▸ **OBJECTIVE**
In the records below, substitute "line" for every "text-line" and write the lines out again with nothing else changed.

────────────────────

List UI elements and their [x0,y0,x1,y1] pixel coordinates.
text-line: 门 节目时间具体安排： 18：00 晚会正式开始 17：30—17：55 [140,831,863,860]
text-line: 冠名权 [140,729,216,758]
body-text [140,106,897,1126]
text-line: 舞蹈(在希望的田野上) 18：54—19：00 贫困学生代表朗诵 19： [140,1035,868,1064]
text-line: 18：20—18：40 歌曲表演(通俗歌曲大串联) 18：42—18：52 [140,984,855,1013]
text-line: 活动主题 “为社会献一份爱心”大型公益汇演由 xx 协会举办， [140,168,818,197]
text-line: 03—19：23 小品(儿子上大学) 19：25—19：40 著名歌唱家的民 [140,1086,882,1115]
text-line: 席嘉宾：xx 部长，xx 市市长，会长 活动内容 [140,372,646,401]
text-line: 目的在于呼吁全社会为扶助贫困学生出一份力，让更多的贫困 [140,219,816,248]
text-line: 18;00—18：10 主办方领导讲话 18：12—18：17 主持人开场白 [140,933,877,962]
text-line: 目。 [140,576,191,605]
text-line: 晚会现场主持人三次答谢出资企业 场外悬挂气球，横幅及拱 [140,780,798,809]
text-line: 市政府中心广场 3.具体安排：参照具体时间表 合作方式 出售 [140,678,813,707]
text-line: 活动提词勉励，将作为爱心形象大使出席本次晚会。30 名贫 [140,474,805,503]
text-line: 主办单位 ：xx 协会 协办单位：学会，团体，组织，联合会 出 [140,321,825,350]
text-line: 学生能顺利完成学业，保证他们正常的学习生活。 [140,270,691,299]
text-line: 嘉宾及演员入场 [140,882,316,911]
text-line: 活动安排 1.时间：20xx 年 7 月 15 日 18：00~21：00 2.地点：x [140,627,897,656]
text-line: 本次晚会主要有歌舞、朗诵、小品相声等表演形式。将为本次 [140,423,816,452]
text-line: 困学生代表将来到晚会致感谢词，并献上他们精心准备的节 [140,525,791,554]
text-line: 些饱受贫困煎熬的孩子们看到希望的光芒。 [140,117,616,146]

────────────────────

▸ **WORKED SOLUTION**
List UI elements and their [x0,y0,x1,y1] pixel coordinates.
line: 门 节目时间具体安排： 18：00 晚会正式开始 17：30—17：55 [140,831,863,860]
line: 冠名权 [140,729,216,758]
body-text [140,106,897,1126]
line: 舞蹈(在希望的田野上) 18：54—19：00 贫困学生代表朗诵 19： [140,1035,868,1064]
line: 18：20—18：40 歌曲表演(通俗歌曲大串联) 18：42—18：52 [140,984,855,1013]
line: 活动主题 “为社会献一份爱心”大型公益汇演由 xx 协会举办， [140,168,818,197]
line: 03—19：23 小品(儿子上大学) 19：25—19：40 著名歌唱家的民 [140,1086,882,1115]
line: 席嘉宾：xx 部长，xx 市市长，会长 活动内容 [140,372,646,401]
line: 目的在于呼吁全社会为扶助贫困学生出一份力，让更多的贫困 [140,219,816,248]
line: 18;00—18：10 主办方领导讲话 18：12—18：17 主持人开场白 [140,933,877,962]
line: 目。 [140,576,191,605]
line: 晚会现场主持人三次答谢出资企业 场外悬挂气球，横幅及拱 [140,780,798,809]
line: 市政府中心广场 3.具体安排：参照具体时间表 合作方式 出售 [140,678,813,707]
line: 活动提词勉励，将作为爱心形象大使出席本次晚会。30 名贫 [140,474,805,503]
line: 主办单位 ：xx 协会 协办单位：学会，团体，组织，联合会 出 [140,321,825,350]
line: 学生能顺利完成学业，保证他们正常的学习生活。 [140,270,691,299]
line: 嘉宾及演员入场 [140,882,316,911]
line: 活动安排 1.时间：20xx 年 7 月 15 日 18：00~21：00 2.地点：x [140,627,897,656]
line: 本次晚会主要有歌舞、朗诵、小品相声等表演形式。将为本次 [140,423,816,452]
line: 困学生代表将来到晚会致感谢词，并献上他们精心准备的节 [140,525,791,554]
line: 些饱受贫困煎熬的孩子们看到希望的光芒。 [140,117,616,146]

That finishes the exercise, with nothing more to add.